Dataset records

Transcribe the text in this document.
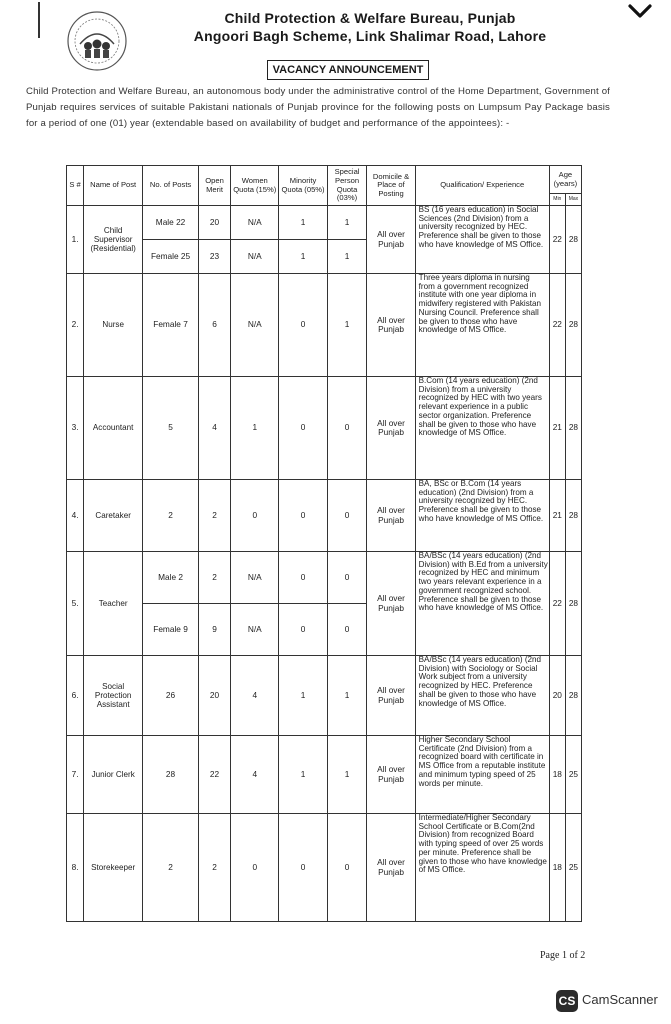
Child Protection & Welfare Bureau, Punjab
Angoori Bagh Scheme, Link Shalimar Road, Lahore
VACANCY ANNOUNCEMENT
Child Protection and Welfare Bureau, an autonomous body under the administrative control of the Home Department, Government of Punjab requires services of suitable Pakistani nationals of Punjab province for the following posts on Lumpsum Pay Package basis for a period of one (01) year (extendable based on availability of budget and performance of the appointees): -
S #	Name of Post	No. of Posts	Open Merit	Women Quota (15%)	Minority Quota (05%)	Special Person Quota (03%)	Domicile & Place of Posting	Qualification/ Experience	Age (years)	
									Min	Max
1.	Child Supervisor (Residential)	Male 22	20	N/A	1	1	All over Punjab	BS (16 years education) in Social Sciences (2nd Division) from a university recognized by HEC. Preference shall be given to those who have knowledge of MS Office.	22	28
		Female 25	23	N/A	1	1				
2.	Nurse	Female 7	6	N/A	0	1	All over Punjab	Three years diploma in nursing from a government recognized institute with one year diploma in midwifery registered with Pakistan Nursing Council. Preference shall be given to those who have knowledge of MS Office.	22	28
3.	Accountant	5	4	1	0	0	All over Punjab	B.Com (14 years education) (2nd Division) from a university recognized by HEC with two years relevant experience in a public sector organization. Preference shall be given to those who have knowledge of MS Office.	21	28
4.	Caretaker	2	2	0	0	0	All over Punjab	BA, BSc or B.Com (14 years education) (2nd Division) from a university recognized by HEC. Preference shall be given to those who have knowledge of MS Office.	21	28
5.	Teacher	Male 2	2	N/A	0	0	All over Punjab	BA/BSc (14 years education) (2nd Division) with B.Ed from a university recognized by HEC and minimum two years relevant experience in a government recognized school. Preference shall be given to those who have knowledge of MS Office.	22	28
		Female 9	9	N/A	0	0				
6.	Social Protection Assistant	26	20	4	1	1	All over Punjab	BA/BSc (14 years education) (2nd Division) with Sociology or Social Work subject from a university recognized by HEC. Preference shall be given to those who have knowledge of MS Office.	20	28
7.	Junior Clerk	28	22	4	1	1	All over Punjab	Higher Secondary School Certificate (2nd Division) from a recognized board with certificate in MS Office from a reputable institute and minimum typing speed of 25 words per minute.	18	25
8.	Storekeeper	2	2	0	0	0	All over Punjab	Intermediate/Higher Secondary School Certificate or B.Com(2nd Division) from recognized Board with typing speed of over 25 words per minute. Preference shall be given to those who have knowledge of MS Office.	18	25
Page 1 of 2
CS CamScanner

STATED PROBLEM
Compute how many lines include the string "Social", then give that number by itself.

RESPONSE TO THE TASK
2